Problem description. Identify the lines bearing the string "JSON" and gather them.

Figure record extracts:
***

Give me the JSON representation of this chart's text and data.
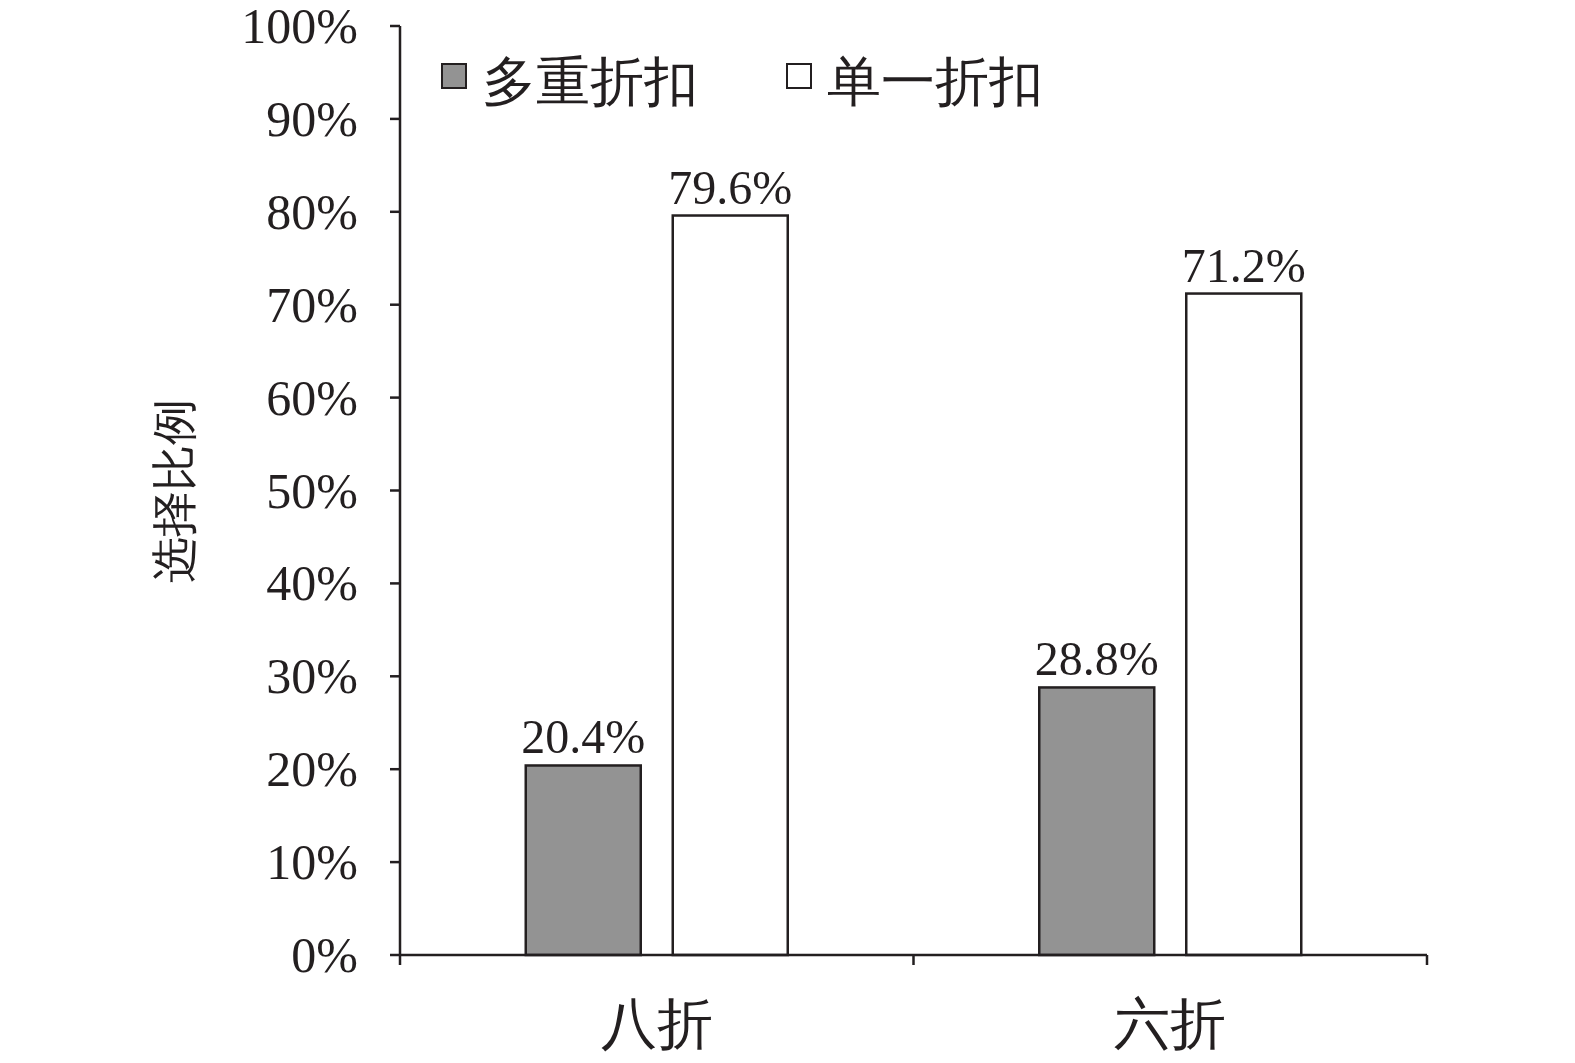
{
  "chart_data": {
    "type": "bar",
    "ylabel": "选择比例",
    "categories": [
      "八折",
      "六折"
    ],
    "series": [
      {
        "name": "多重折扣",
        "color": "#939393",
        "values": [
          20.4,
          28.8
        ],
        "value_labels": [
          "20.4%",
          "28.8%"
        ]
      },
      {
        "name": "单一折扣",
        "color": "#ffffff",
        "values": [
          79.6,
          71.2
        ],
        "value_labels": [
          "79.6%",
          "71.2%"
        ]
      }
    ],
    "ylim": [
      0,
      100
    ],
    "yticks": [
      {
        "value": 0,
        "label": "0%"
      },
      {
        "value": 10,
        "label": "10%"
      },
      {
        "value": 20,
        "label": "20%"
      },
      {
        "value": 30,
        "label": "30%"
      },
      {
        "value": 40,
        "label": "40%"
      },
      {
        "value": 50,
        "label": "50%"
      },
      {
        "value": 60,
        "label": "60%"
      },
      {
        "value": 70,
        "label": "70%"
      },
      {
        "value": 80,
        "label": "80%"
      },
      {
        "value": 90,
        "label": "90%"
      },
      {
        "value": 100,
        "label": "100%"
      }
    ],
    "legend": "top left",
    "grid": false
  }
}
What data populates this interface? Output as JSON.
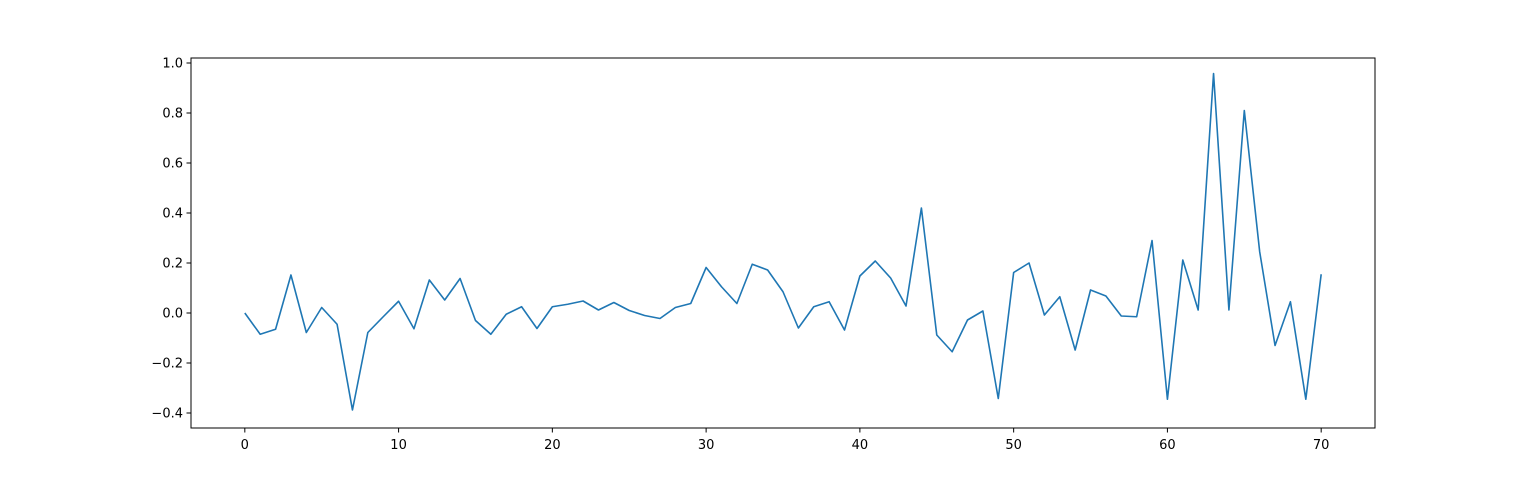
{
  "chart_data": {
    "type": "line",
    "title": "",
    "xlabel": "",
    "ylabel": "",
    "grid": false,
    "legend": "none",
    "xlim": [
      -3.5,
      73.5
    ],
    "ylim": [
      -0.46,
      1.02
    ],
    "xticks": [
      0,
      10,
      20,
      30,
      40,
      50,
      60,
      70
    ],
    "yticks": [
      -0.4,
      -0.2,
      0.0,
      0.2,
      0.4,
      0.6,
      0.8,
      1.0
    ],
    "x_tick_labels": [
      "0",
      "10",
      "20",
      "30",
      "40",
      "50",
      "60",
      "70"
    ],
    "y_tick_labels": [
      "−0.4",
      "−0.2",
      "0.0",
      "0.2",
      "0.4",
      "0.6",
      "0.8",
      "1.0"
    ],
    "series": [
      {
        "color": "#1f77b4",
        "x": [
          0,
          1,
          2,
          3,
          4,
          5,
          6,
          7,
          8,
          9,
          10,
          11,
          12,
          13,
          14,
          15,
          16,
          17,
          18,
          19,
          20,
          21,
          22,
          23,
          24,
          25,
          26,
          27,
          28,
          29,
          30,
          31,
          32,
          33,
          34,
          35,
          36,
          37,
          38,
          39,
          40,
          41,
          42,
          43,
          44,
          45,
          46,
          47,
          48,
          49,
          50,
          51,
          52,
          53,
          54,
          55,
          56,
          57,
          58,
          59,
          60,
          61,
          62,
          63,
          64,
          65,
          66,
          67,
          68,
          69,
          70
        ],
        "y": [
          0.0,
          -0.085,
          -0.065,
          0.152,
          -0.078,
          0.022,
          -0.045,
          -0.388,
          -0.078,
          -0.015,
          0.047,
          -0.063,
          0.132,
          0.052,
          0.138,
          -0.03,
          -0.085,
          -0.005,
          0.025,
          -0.062,
          0.025,
          0.035,
          0.048,
          0.012,
          0.042,
          0.01,
          -0.01,
          -0.022,
          0.022,
          0.038,
          0.182,
          0.105,
          0.038,
          0.195,
          0.172,
          0.085,
          -0.06,
          0.025,
          0.045,
          -0.068,
          0.148,
          0.208,
          0.14,
          0.028,
          0.42,
          -0.088,
          -0.155,
          -0.028,
          0.008,
          -0.342,
          0.162,
          0.2,
          -0.008,
          0.065,
          -0.148,
          0.092,
          0.068,
          -0.012,
          -0.015,
          0.29,
          -0.345,
          0.212,
          0.012,
          0.958,
          0.012,
          0.81,
          0.245,
          -0.13,
          0.045,
          -0.345,
          0.155
        ]
      }
    ]
  }
}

***

The output.
Give me the JSON representation of this chart's text and data.
What data populates this interface? Output as JSON.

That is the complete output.